§ Exercise data:
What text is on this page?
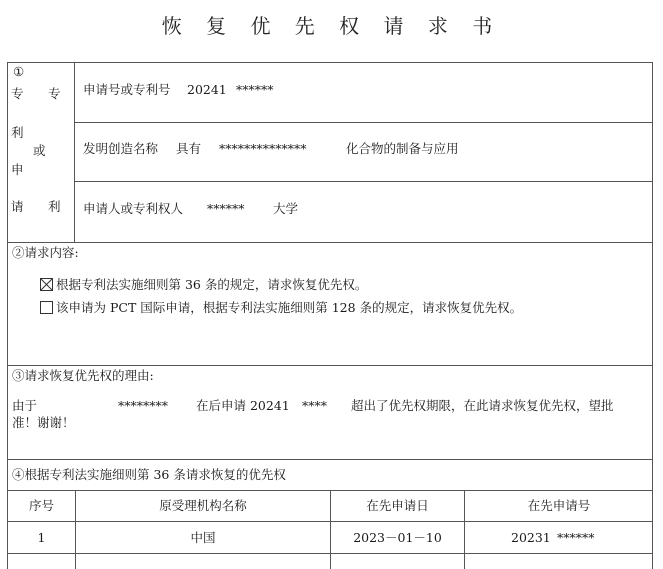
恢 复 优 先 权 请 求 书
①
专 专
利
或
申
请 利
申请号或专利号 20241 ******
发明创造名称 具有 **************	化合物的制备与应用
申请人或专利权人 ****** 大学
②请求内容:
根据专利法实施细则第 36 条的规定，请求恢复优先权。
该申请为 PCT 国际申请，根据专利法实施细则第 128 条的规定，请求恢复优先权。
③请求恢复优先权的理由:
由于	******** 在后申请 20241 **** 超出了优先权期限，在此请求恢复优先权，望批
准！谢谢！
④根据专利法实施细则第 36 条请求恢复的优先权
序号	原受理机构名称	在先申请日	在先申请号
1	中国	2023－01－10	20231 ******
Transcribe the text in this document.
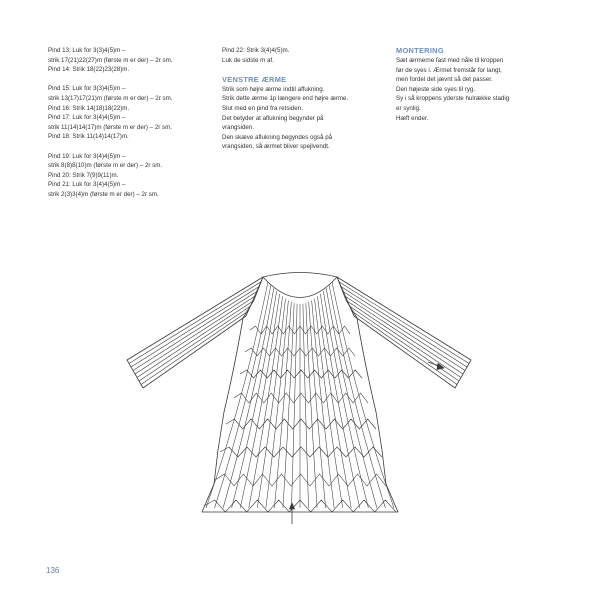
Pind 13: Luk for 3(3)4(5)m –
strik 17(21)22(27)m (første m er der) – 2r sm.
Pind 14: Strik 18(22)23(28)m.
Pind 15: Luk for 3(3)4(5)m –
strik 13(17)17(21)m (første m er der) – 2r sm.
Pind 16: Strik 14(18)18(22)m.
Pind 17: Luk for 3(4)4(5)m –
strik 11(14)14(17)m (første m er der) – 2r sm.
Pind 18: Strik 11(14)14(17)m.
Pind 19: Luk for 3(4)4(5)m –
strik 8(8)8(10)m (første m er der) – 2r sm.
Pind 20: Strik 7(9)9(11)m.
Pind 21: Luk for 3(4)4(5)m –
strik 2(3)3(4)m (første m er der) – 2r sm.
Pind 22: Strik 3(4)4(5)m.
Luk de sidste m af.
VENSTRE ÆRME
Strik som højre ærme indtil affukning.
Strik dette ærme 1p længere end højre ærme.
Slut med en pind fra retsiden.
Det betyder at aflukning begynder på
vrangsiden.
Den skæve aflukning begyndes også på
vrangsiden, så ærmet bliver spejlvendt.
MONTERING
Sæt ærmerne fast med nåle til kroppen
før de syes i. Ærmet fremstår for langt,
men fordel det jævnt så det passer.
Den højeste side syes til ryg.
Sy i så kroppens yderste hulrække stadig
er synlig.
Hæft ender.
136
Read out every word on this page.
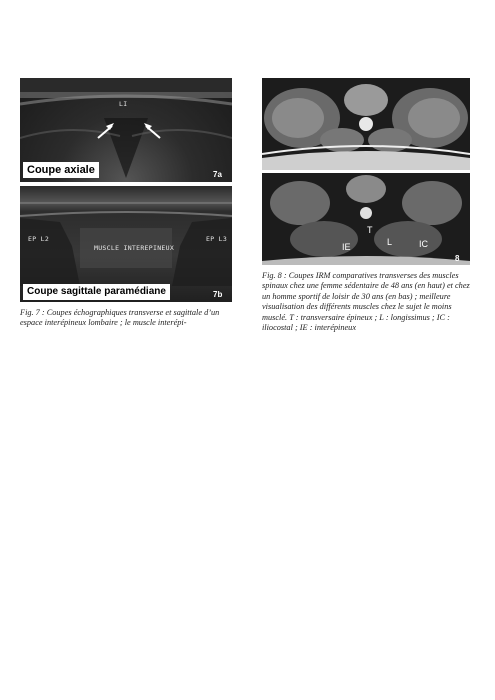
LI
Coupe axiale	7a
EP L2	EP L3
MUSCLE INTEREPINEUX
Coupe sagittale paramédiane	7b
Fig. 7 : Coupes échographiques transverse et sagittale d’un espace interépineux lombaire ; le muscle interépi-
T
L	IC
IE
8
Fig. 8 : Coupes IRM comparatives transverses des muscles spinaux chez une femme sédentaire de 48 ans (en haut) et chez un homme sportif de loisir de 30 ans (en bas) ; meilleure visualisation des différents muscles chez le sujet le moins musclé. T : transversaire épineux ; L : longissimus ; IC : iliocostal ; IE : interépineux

§ Task statement:
Generate a word-for-word copy of the preceding records, excluding all pictures.

§ Solution to this exercise:
What text is on this page?
恢 复 优 先 权 请 求 书
①
专 专
利
或
申
请 利
申请号或专利号 20241 ******
发明创造名称 具有 **************	化合物的制备与应用
申请人或专利权人 ****** 大学
②请求内容:
根据专利法实施细则第 36 条的规定，请求恢复优先权。
该申请为 PCT 国际申请，根据专利法实施细则第 128 条的规定，请求恢复优先权。
③请求恢复优先权的理由:
由于	******** 在后申请 20241 **** 超出了优先权期限，在此请求恢复优先权，望批
准！谢谢！
④根据专利法实施细则第 36 条请求恢复的优先权
序号	原受理机构名称	在先申请日	在先申请号
1	中国	2023－01－10	20231 ******
Transcribe the text in this document.
Pind 13: Luk for 3(3)4(5)m –
strik 17(21)22(27)m (første m er der) – 2r sm.
Pind 14: Strik 18(22)23(28)m.
Pind 15: Luk for 3(3)4(5)m –
strik 13(17)17(21)m (første m er der) – 2r sm.
Pind 16: Strik 14(18)18(22)m.
Pind 17: Luk for 3(4)4(5)m –
strik 11(14)14(17)m (første m er der) – 2r sm.
Pind 18: Strik 11(14)14(17)m.
Pind 19: Luk for 3(4)4(5)m –
strik 8(8)8(10)m (første m er der) – 2r sm.
Pind 20: Strik 7(9)9(11)m.
Pind 21: Luk for 3(4)4(5)m –
strik 2(3)3(4)m (første m er der) – 2r sm.
Pind 22: Strik 3(4)4(5)m.
Luk de sidste m af.
VENSTRE ÆRME
Strik som højre ærme indtil affukning.
Strik dette ærme 1p længere end højre ærme.
Slut med en pind fra retsiden.
Det betyder at aflukning begynder på
vrangsiden.
Den skæve aflukning begyndes også på
vrangsiden, så ærmet bliver spejlvendt.
MONTERING
Sæt ærmerne fast med nåle til kroppen
før de syes i. Ærmet fremstår for langt,
men fordel det jævnt så det passer.
Den højeste side syes til ryg.
Sy i så kroppens yderste hulrække stadig
er synlig.
Hæft ender.
136
Read out every word on this page.
LI
Coupe axiale	7a
EP L2	EP L3
MUSCLE INTEREPINEUX
Coupe sagittale paramédiane	7b
Fig. 7 : Coupes échographiques transverse et sagittale d’un espace interépineux lombaire ; le muscle interépi-
T
L	IC
IE
8
Fig. 8 : Coupes IRM comparatives transverses des muscles spinaux chez une femme sédentaire de 48 ans (en haut) et chez un homme sportif de loisir de 30 ans (en bas) ; meilleure visualisation des différents muscles chez le sujet le moins musclé. T : transversaire épineux ; L : longissimus ; IC : iliocostal ; IE : interépineux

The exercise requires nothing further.